What to produce:
Go through the material and tally the lines containing the string "Sohn". Give the total alone.

╭─ Input data

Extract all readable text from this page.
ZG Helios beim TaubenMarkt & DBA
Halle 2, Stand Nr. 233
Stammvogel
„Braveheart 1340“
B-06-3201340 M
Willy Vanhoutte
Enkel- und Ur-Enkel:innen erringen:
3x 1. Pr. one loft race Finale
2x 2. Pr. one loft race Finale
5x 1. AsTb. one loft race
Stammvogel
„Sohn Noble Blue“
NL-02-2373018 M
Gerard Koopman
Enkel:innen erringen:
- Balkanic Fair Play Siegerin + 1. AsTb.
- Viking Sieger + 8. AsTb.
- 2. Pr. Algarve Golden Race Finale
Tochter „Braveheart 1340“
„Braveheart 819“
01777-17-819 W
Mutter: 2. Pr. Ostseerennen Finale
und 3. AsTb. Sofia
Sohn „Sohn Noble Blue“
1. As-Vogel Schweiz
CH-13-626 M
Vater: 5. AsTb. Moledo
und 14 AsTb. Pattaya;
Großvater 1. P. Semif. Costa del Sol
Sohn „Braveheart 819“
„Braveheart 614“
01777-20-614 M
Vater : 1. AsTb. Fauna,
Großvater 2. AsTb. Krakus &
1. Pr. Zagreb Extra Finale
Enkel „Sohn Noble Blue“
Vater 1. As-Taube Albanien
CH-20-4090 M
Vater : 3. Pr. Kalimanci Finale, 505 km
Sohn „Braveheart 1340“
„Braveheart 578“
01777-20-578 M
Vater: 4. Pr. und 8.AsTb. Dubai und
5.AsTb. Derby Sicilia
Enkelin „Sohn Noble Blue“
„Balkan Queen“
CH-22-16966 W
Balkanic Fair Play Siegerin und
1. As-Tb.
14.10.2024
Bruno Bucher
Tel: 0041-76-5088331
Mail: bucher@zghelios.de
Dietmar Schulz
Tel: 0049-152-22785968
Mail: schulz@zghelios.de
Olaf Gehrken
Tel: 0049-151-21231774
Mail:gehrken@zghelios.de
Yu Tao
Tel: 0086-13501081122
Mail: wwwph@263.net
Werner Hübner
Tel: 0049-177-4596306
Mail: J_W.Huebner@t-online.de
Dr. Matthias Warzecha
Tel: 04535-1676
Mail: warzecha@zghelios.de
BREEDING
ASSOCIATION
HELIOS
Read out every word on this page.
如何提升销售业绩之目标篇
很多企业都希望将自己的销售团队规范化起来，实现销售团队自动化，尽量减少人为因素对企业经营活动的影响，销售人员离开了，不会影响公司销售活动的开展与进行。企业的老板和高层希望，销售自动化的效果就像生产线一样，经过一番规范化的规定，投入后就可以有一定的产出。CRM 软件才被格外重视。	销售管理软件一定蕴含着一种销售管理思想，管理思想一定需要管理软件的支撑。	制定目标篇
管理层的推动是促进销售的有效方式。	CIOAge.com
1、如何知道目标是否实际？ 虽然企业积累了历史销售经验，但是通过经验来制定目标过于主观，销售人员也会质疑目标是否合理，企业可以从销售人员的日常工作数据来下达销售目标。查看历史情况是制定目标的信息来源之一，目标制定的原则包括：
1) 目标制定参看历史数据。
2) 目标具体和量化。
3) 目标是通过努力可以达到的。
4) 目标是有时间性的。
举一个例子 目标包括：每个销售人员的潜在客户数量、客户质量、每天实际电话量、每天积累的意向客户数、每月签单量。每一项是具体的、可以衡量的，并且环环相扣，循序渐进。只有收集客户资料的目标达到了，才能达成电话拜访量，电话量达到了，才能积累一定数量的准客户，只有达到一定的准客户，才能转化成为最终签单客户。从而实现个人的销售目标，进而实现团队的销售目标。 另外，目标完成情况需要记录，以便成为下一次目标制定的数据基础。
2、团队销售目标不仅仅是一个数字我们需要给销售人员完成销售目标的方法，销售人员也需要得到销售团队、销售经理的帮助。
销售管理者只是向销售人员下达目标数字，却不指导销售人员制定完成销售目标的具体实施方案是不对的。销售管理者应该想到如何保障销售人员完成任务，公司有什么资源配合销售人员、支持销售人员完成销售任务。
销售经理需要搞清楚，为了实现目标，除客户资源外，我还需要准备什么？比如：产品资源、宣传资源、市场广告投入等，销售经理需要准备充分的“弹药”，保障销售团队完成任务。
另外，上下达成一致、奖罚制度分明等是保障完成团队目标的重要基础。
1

╰─

Result below:
6